Ingiustificato rifiuto all’assunzione di lavoratore avviato
obbligatoriamente al lavoro, Risarcimento del danno, Retribuzioni non
percepite dalla costituzione in mora, Già coperta l’aliquota riservata alla
categoria protetta dei profughi

 

Rileva che

 

La Corte d’Appello di Roma con sentenza n. 3955/ sei
– otto maggio 2015, in riforma della gravata pronuncia (appellata il tre maggio
2011 da C. S.r.l. in liquidazione) – che aveva ritenuto ingiustificato il
rifiuto opposto dalla società convenuta all’assunzione di M.A.M., avviata
obbligatoriamente al lavoro con atto del 12 dicembre 2000 quale profuga
iscritta nelle liste di collocamento, condannando quindi la stessa C. al
risarcimento del danno commisurato alle retribuzioni non percepite
dall’interessata durante il periodo compreso tra la costituzione in mora
risalente al 17 gennaio 2001 sino alla decisione del 16 febbraio 2010-
rigettava la domanda di parte attrice (ricorso introduttivo del giudizio
depositato il 10 febbraio 2006). Poneva, quindi, definitivamente le spese di
c.t.u., già separatamente liquidate, a carico delle parti tra loro in solido e,
nei rapporti interni alle stesse, ad esclusivo carico dell’appellata
(precisando, tra l’altro in motivazione, che le restanti spese di lite,
relative ad entrambi i gradi del giudizio, venivano compensate per le ragioni a
tal uopo indicate). In sintesi, la Corte capitolina giudicava fondato il
secondo motivo d’appello, relativo alla questione circa la dedotta legittimità
del rifiuto di assunzione, risultando all’epoca dell’avviamento già coperta
l’aliquota (1%), riservata alla categoria protetta dei profughi, in base a
quanto emerso dalla c.t.u. disposta in secondo grado, che poteva attivare anche
d’ufficio l’accertamento, richiamando altresì giurisprudenza in tema di
avviamento obbligatorio al lavoro;

avverso la sentenza d’appello ha proposto ricorso
per cassazione la sig.ra M.A.M. come da dato in data 9-13 luglio 2015, affidato
a quattro motivi, cui ha resistito la S.r.l. C. in liquidazione in concordato
preventivo mediante controricorso del 17 – 18 – 24 agosto 2015, poi seguito da
memoria illustrativa, previo avviso ad entrambe le parti come da messaggi di
posta elettronica certificata consegnati il 29 maggio 2019 per l’adunanza
fissata in camera di consiglio all’undici settembre 2019.

 

Considerato che

 

Con il primo motivo ex art.
* * * * *
→ Richiesta scritta A
Elenca tutte le date complete riportate nell'estratto che cadono prima del 2011.

→ Righe disponibili
* * * * *
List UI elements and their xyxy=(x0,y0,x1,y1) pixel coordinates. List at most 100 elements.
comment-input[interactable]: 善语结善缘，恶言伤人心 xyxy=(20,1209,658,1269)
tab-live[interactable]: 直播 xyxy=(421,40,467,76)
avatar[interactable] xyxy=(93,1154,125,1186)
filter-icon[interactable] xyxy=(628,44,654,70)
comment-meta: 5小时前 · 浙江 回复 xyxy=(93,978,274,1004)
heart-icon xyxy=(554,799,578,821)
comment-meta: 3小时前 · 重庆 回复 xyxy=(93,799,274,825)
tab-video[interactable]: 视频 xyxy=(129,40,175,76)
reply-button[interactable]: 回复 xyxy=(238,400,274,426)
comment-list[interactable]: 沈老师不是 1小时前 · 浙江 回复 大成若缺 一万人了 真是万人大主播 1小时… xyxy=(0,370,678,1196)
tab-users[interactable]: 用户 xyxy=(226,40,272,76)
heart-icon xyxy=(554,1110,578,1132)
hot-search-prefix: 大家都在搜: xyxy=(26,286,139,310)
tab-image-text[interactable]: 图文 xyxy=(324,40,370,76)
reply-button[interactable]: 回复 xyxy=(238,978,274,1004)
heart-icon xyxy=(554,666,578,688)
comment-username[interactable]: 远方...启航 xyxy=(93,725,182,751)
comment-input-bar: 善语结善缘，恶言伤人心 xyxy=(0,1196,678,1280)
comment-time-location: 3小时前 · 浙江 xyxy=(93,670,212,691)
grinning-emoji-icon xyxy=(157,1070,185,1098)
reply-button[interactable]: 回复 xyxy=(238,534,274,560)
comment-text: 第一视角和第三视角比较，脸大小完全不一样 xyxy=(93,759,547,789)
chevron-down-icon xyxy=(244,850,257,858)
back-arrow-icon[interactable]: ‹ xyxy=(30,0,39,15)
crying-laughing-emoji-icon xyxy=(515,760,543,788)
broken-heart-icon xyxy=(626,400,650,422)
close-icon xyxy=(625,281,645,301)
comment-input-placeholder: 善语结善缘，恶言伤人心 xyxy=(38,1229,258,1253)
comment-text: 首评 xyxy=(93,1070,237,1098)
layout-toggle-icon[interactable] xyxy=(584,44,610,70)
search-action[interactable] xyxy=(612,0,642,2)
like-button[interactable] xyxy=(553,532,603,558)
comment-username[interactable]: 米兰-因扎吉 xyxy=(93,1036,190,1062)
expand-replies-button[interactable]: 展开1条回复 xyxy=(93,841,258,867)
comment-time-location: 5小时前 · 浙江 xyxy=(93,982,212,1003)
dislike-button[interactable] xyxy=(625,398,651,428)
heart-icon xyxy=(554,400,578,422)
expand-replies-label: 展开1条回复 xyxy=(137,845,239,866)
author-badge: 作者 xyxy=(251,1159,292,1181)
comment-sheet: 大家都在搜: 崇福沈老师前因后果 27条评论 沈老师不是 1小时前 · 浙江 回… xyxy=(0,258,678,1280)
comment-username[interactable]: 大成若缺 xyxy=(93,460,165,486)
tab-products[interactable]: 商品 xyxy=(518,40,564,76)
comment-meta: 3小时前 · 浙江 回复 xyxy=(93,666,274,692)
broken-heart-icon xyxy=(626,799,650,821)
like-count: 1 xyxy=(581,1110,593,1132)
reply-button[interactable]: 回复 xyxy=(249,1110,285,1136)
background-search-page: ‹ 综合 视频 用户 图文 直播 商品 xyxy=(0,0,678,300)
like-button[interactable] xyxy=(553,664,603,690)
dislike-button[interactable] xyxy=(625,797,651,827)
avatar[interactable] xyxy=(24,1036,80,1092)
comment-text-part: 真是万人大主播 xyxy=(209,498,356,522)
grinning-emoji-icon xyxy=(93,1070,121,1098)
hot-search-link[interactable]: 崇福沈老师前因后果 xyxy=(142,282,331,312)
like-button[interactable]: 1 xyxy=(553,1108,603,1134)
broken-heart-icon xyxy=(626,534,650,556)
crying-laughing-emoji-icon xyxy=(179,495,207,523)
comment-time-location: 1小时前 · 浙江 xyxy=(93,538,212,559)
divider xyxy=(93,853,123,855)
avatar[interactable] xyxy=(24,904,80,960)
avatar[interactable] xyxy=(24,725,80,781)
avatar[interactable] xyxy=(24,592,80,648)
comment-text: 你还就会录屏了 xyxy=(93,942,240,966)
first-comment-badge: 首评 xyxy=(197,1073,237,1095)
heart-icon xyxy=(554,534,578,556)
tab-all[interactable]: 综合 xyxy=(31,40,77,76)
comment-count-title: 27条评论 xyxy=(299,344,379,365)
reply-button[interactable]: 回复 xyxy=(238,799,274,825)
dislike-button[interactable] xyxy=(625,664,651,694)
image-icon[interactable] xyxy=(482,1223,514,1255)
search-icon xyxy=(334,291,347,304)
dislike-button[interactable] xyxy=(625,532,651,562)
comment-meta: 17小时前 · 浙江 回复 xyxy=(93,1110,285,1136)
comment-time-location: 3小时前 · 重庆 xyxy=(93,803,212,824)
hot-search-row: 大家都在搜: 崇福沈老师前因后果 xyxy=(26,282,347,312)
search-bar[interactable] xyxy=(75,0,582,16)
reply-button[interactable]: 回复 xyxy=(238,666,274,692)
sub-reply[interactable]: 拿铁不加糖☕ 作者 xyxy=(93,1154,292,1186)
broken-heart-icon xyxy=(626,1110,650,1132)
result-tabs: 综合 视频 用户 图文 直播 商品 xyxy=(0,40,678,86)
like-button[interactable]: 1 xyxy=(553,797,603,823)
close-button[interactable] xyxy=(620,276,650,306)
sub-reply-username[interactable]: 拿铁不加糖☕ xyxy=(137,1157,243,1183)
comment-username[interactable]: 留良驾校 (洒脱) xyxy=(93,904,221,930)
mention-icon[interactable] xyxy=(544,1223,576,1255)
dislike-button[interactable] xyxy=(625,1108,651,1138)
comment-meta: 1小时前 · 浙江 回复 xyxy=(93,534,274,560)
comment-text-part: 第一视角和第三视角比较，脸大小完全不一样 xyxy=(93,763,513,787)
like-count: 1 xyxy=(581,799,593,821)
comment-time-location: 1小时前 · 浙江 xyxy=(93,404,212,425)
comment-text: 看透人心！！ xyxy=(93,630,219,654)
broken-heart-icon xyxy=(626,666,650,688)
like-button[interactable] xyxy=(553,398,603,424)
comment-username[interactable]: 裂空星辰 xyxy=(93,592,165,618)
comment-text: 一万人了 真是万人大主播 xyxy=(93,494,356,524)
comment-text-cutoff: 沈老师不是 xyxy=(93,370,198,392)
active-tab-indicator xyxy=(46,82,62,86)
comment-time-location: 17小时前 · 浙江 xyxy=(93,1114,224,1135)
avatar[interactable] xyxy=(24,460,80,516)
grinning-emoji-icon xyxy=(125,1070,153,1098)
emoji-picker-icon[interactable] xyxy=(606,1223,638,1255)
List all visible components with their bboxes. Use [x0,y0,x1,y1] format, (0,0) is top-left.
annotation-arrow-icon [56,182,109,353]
* * * * *
→ Richiesta scritta B
Riscrivi le righe disponibili, dalla prima fino a quella che contiene "heart-icon xyxy=(554,799,578,821)" inclusa, sostituendo "filter-icon" con "funnel-icon" e lasciando invariato tutto il resto.

→ Risultato finale A
12 dicembre 2000
17 gennaio 2001
10 febbraio 2006
16 febbraio 2010

→ Risultato finale B
List UI elements and their xyxy=(x0,y0,x1,y1) pixel coordinates. List at most 100 elements.
comment-input[interactable]: 善语结善缘，恶言伤人心 xyxy=(20,1209,658,1269)
tab-live[interactable]: 直播 xyxy=(421,40,467,76)
avatar[interactable] xyxy=(93,1154,125,1186)
funnel-icon[interactable] xyxy=(628,44,654,70)
comment-meta: 5小时前 · 浙江 回复 xyxy=(93,978,274,1004)
heart-icon xyxy=(554,799,578,821)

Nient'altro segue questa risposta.